Problem to solve >>
Starting with the line that contains "What's the underlying", copy each line exactly through the end of the listing, and omit all pictures.

Exercise inputs >>
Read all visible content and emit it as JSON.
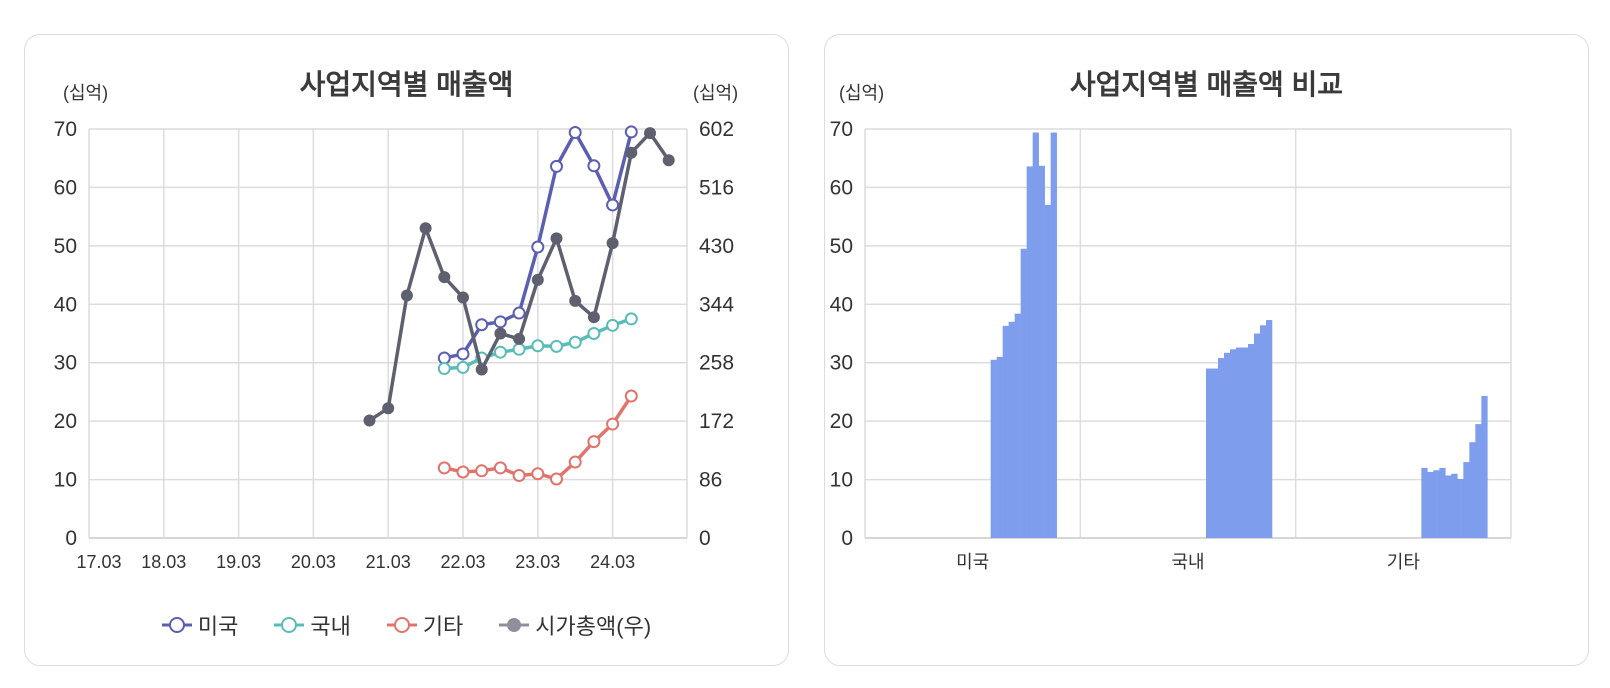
{
  "chart_data": [
    {
      "type": "line",
      "title": "사업지역별 매출액",
      "ylabel_left": "(십억)",
      "ylabel_right": "(십억)",
      "ylim_left": [
        0,
        70
      ],
      "ylim_right": [
        0,
        602
      ],
      "y_ticks_left": [
        "0",
        "10",
        "20",
        "30",
        "40",
        "50",
        "60",
        "70"
      ],
      "y_ticks_right": [
        "0",
        "86",
        "172",
        "258",
        "344",
        "430",
        "516",
        "602"
      ],
      "x_ticks": [
        "17.03",
        "18.03",
        "19.03",
        "20.03",
        "21.03",
        "22.03",
        "23.03",
        "24.03"
      ],
      "grid": true,
      "legend_position": "bottom",
      "series": [
        {
          "name": "미국",
          "axis": "left",
          "color": "#5c5fb0",
          "marker": "open",
          "x": [
            "21.12",
            "22.03",
            "22.06",
            "22.09",
            "22.12",
            "23.03",
            "23.06",
            "23.09",
            "23.12",
            "24.03",
            "24.06"
          ],
          "values": [
            30.8,
            31.5,
            36.5,
            37.0,
            38.5,
            49.8,
            63.6,
            69.4,
            63.7,
            57.0,
            69.5
          ]
        },
        {
          "name": "국내",
          "axis": "left",
          "color": "#5bbcb7",
          "marker": "open",
          "x": [
            "21.12",
            "22.03",
            "22.06",
            "22.09",
            "22.12",
            "23.03",
            "23.06",
            "23.09",
            "23.12",
            "24.03",
            "24.06"
          ],
          "values": [
            29.0,
            29.2,
            30.8,
            31.8,
            32.3,
            32.9,
            32.8,
            33.5,
            35.0,
            36.4,
            37.5
          ]
        },
        {
          "name": "기타",
          "axis": "left",
          "color": "#e0746c",
          "marker": "open",
          "x": [
            "21.12",
            "22.03",
            "22.06",
            "22.09",
            "22.12",
            "23.03",
            "23.06",
            "23.09",
            "23.12",
            "24.03",
            "24.06"
          ],
          "values": [
            12.0,
            11.3,
            11.5,
            12.0,
            10.7,
            11.0,
            10.1,
            13.0,
            16.5,
            19.5,
            24.3
          ]
        },
        {
          "name": "시가총액(우)",
          "axis": "right",
          "color": "#5e6070",
          "marker": "filled",
          "x": [
            "20.12",
            "21.03",
            "21.06",
            "21.09",
            "21.12",
            "22.03",
            "22.06",
            "22.09",
            "22.12",
            "23.03",
            "23.06",
            "23.09",
            "23.12",
            "24.03",
            "24.06",
            "24.09",
            "24.12"
          ],
          "values": [
            173,
            191,
            357,
            456,
            384,
            354,
            248,
            301,
            293,
            380,
            441,
            349,
            325,
            434,
            567,
            596,
            556
          ]
        }
      ]
    },
    {
      "type": "bar",
      "title": "사업지역별 매출액 비교",
      "ylabel": "(십억)",
      "ylim": [
        0,
        70
      ],
      "y_ticks": [
        "0",
        "10",
        "20",
        "30",
        "40",
        "50",
        "60",
        "70"
      ],
      "categories": [
        "미국",
        "국내",
        "기타"
      ],
      "color": "#7f9ded",
      "grid": true,
      "groups": [
        [
          30.5,
          31.0,
          36.3,
          37.0,
          38.4,
          49.5,
          63.6,
          69.4,
          63.7,
          57.0,
          69.4
        ],
        [
          29.0,
          29.0,
          30.8,
          31.7,
          32.3,
          32.6,
          32.6,
          33.2,
          35.0,
          36.4,
          37.3
        ],
        [
          12.0,
          11.3,
          11.6,
          12.0,
          10.7,
          11.0,
          10.1,
          13.0,
          16.4,
          19.5,
          24.3
        ]
      ]
    }
  ]
}
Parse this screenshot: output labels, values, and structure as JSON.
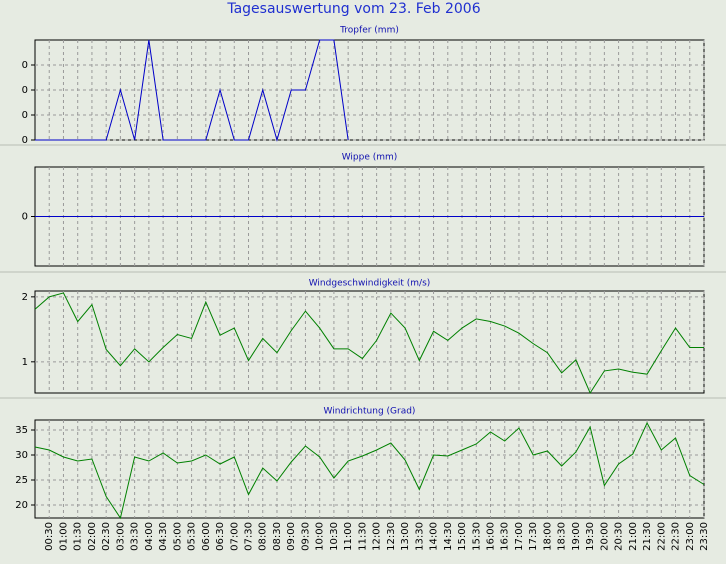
{
  "title": "Tagesauswertung vom 23. Feb 2006",
  "chart_data": [
    {
      "type": "line",
      "title": "Tropfer (mm)",
      "color": "#0000c8",
      "grid": true,
      "ylim": [
        0,
        0.4
      ],
      "yticks": [
        0,
        {
          "value": 0.1,
          "label": "0"
        },
        {
          "value": 0.2,
          "label": "0"
        },
        {
          "value": 0.3,
          "label": "0"
        }
      ],
      "values": [
        0,
        0,
        0,
        0,
        0,
        0,
        0.2,
        0,
        0.4,
        0,
        0,
        0,
        0,
        0.2,
        0,
        0,
        0.2,
        0,
        0.2,
        0.2,
        0.4,
        0.4,
        0,
        null,
        null,
        null,
        null,
        null,
        null,
        null,
        null,
        null,
        null,
        null,
        null,
        null,
        null,
        null,
        null,
        null,
        null,
        null,
        null,
        null,
        null,
        null,
        null,
        null
      ]
    },
    {
      "type": "line",
      "title": "Wippe (mm)",
      "color": "#0000c8",
      "grid": true,
      "ylim": [
        -1,
        1
      ],
      "yticks": [
        0
      ],
      "values": [
        0,
        0,
        0,
        0,
        0,
        0,
        0,
        0,
        0,
        0,
        0,
        0,
        0,
        0,
        0,
        0,
        0,
        0,
        0,
        0,
        0,
        0,
        0,
        0,
        0,
        0,
        0,
        0,
        0,
        0,
        0,
        0,
        0,
        0,
        0,
        0,
        0,
        0,
        0,
        0,
        0,
        0,
        0,
        0,
        0,
        0,
        0,
        0
      ]
    },
    {
      "type": "line",
      "title": "Windgeschwindigkeit (m/s)",
      "color": "#008000",
      "grid": true,
      "ylim": [
        0.52,
        2.09
      ],
      "yticks": [
        1,
        2
      ],
      "values": [
        1.81,
        2.0,
        2.06,
        1.62,
        1.88,
        1.19,
        0.94,
        1.2,
        1.0,
        1.22,
        1.42,
        1.36,
        1.92,
        1.41,
        1.52,
        1.02,
        1.36,
        1.14,
        1.48,
        1.78,
        1.52,
        1.2,
        1.2,
        1.05,
        1.33,
        1.75,
        1.52,
        1.02,
        1.47,
        1.33,
        1.52,
        1.66,
        1.62,
        1.55,
        1.44,
        1.28,
        1.14,
        0.83,
        1.03,
        0.52,
        0.86,
        0.89,
        0.84,
        0.81,
        1.17,
        1.52,
        1.22,
        1.22
      ]
    },
    {
      "type": "line",
      "title": "Windrichtung (Grad)",
      "color": "#008000",
      "grid": true,
      "ylim": [
        17.4,
        37.0
      ],
      "yticks": [
        20,
        25,
        30,
        35
      ],
      "categories": [
        null,
        "00:30",
        "01:00",
        "01:30",
        "02:00",
        "02:30",
        "03:00",
        "03:30",
        "04:00",
        "04:30",
        "05:00",
        "05:30",
        "06:00",
        "06:30",
        "07:00",
        "07:30",
        "08:00",
        "08:30",
        "09:00",
        "09:30",
        "10:00",
        "10:30",
        "11:00",
        "11:30",
        "12:00",
        "12:30",
        "13:00",
        "13:30",
        "14:00",
        "14:30",
        "15:00",
        "15:30",
        "16:00",
        "16:30",
        "17:00",
        "17:30",
        "18:00",
        "18:30",
        "19:00",
        "19:30",
        "20:00",
        "20:30",
        "21:00",
        "21:30",
        "22:00",
        "22:30",
        "23:00",
        "23:30"
      ],
      "values": [
        31.6,
        31,
        29.6,
        28.8,
        29.2,
        21.7,
        17.4,
        29.6,
        28.8,
        30.4,
        28.4,
        28.8,
        30,
        28.2,
        29.6,
        22.1,
        27.4,
        24.8,
        28.6,
        31.8,
        29.6,
        25.4,
        28.8,
        29.8,
        31,
        32.4,
        29,
        23.1,
        30,
        29.8,
        31,
        32.2,
        34.6,
        32.8,
        35.4,
        30,
        30.8,
        27.8,
        30.6,
        35.6,
        23.9,
        28.2,
        30.2,
        36.4,
        31,
        33.4,
        25.9,
        24.1
      ]
    }
  ]
}
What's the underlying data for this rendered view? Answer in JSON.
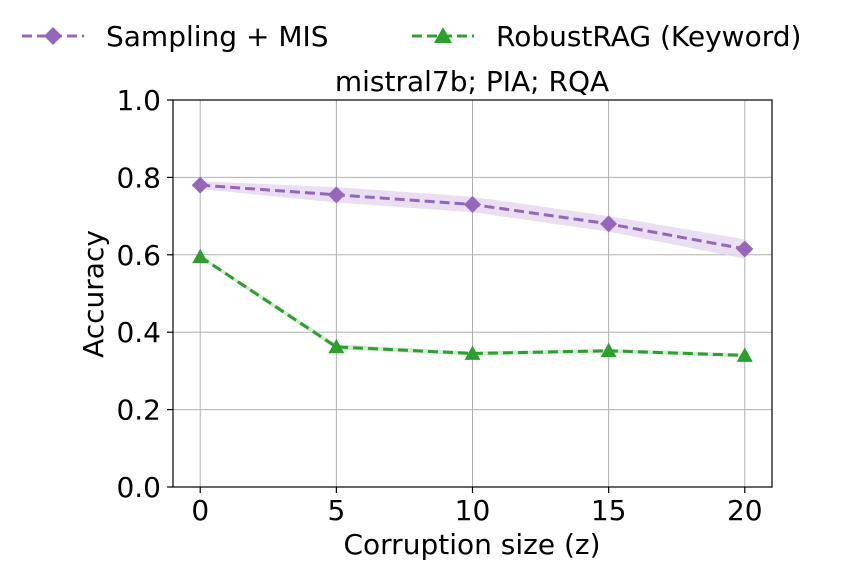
{
  "chart_data": {
    "type": "line",
    "title": "mistral7b; PIA; RQA",
    "xlabel": "Corruption size (z)",
    "ylabel": "Accuracy",
    "x": [
      0,
      5,
      10,
      15,
      20
    ],
    "xticks": [
      "0",
      "5",
      "10",
      "15",
      "20"
    ],
    "xlim": [
      -1,
      21
    ],
    "ylim": [
      0,
      1.0
    ],
    "yticks": [
      "0.0",
      "0.2",
      "0.4",
      "0.6",
      "0.8",
      "1.0"
    ],
    "grid": true,
    "legend_position": "top",
    "series": [
      {
        "name": "Sampling + MIS",
        "values": [
          0.78,
          0.755,
          0.73,
          0.68,
          0.615
        ],
        "band_low": [
          0.77,
          0.735,
          0.71,
          0.66,
          0.59
        ],
        "band_high": [
          0.79,
          0.775,
          0.75,
          0.7,
          0.64
        ],
        "color": "#9467bd",
        "band_color": "#e3d6ef",
        "marker": "diamond",
        "line_style": "dashed"
      },
      {
        "name": "RobustRAG (Keyword)",
        "values": [
          0.595,
          0.362,
          0.345,
          0.352,
          0.34
        ],
        "band_low": [
          0.59,
          0.355,
          0.34,
          0.347,
          0.335
        ],
        "band_high": [
          0.6,
          0.369,
          0.35,
          0.357,
          0.345
        ],
        "color": "#2ca02c",
        "band_color": "#c8e6c4",
        "marker": "triangle",
        "line_style": "dashed"
      }
    ]
  }
}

Completed task >>
What's the underlying data for this rendered view? Answer in JSON.
{
  "chart_data": {
    "type": "line",
    "title": "mistral7b; PIA; RQA",
    "xlabel": "Corruption size (z)",
    "ylabel": "Accuracy",
    "x": [
      0,
      5,
      10,
      15,
      20
    ],
    "xticks": [
      "0",
      "5",
      "10",
      "15",
      "20"
    ],
    "xlim": [
      -1,
      21
    ],
    "ylim": [
      0,
      1.0
    ],
    "yticks": [
      "0.0",
      "0.2",
      "0.4",
      "0.6",
      "0.8",
      "1.0"
    ],
    "grid": true,
    "legend_position": "top",
    "series": [
      {
        "name": "Sampling + MIS",
        "values": [
          0.78,
          0.755,
          0.73,
          0.68,
          0.615
        ],
        "band_low": [
          0.77,
          0.735,
          0.71,
          0.66,
          0.59
        ],
        "band_high": [
          0.79,
          0.775,
          0.75,
          0.7,
          0.64
        ],
        "color": "#9467bd",
        "band_color": "#e3d6ef",
        "marker": "diamond",
        "line_style": "dashed"
      },
      {
        "name": "RobustRAG (Keyword)",
        "values": [
          0.595,
          0.362,
          0.345,
          0.352,
          0.34
        ],
        "band_low": [
          0.59,
          0.355,
          0.34,
          0.347,
          0.335
        ],
        "band_high": [
          0.6,
          0.369,
          0.35,
          0.357,
          0.345
        ],
        "color": "#2ca02c",
        "band_color": "#c8e6c4",
        "marker": "triangle",
        "line_style": "dashed"
      }
    ]
  }
}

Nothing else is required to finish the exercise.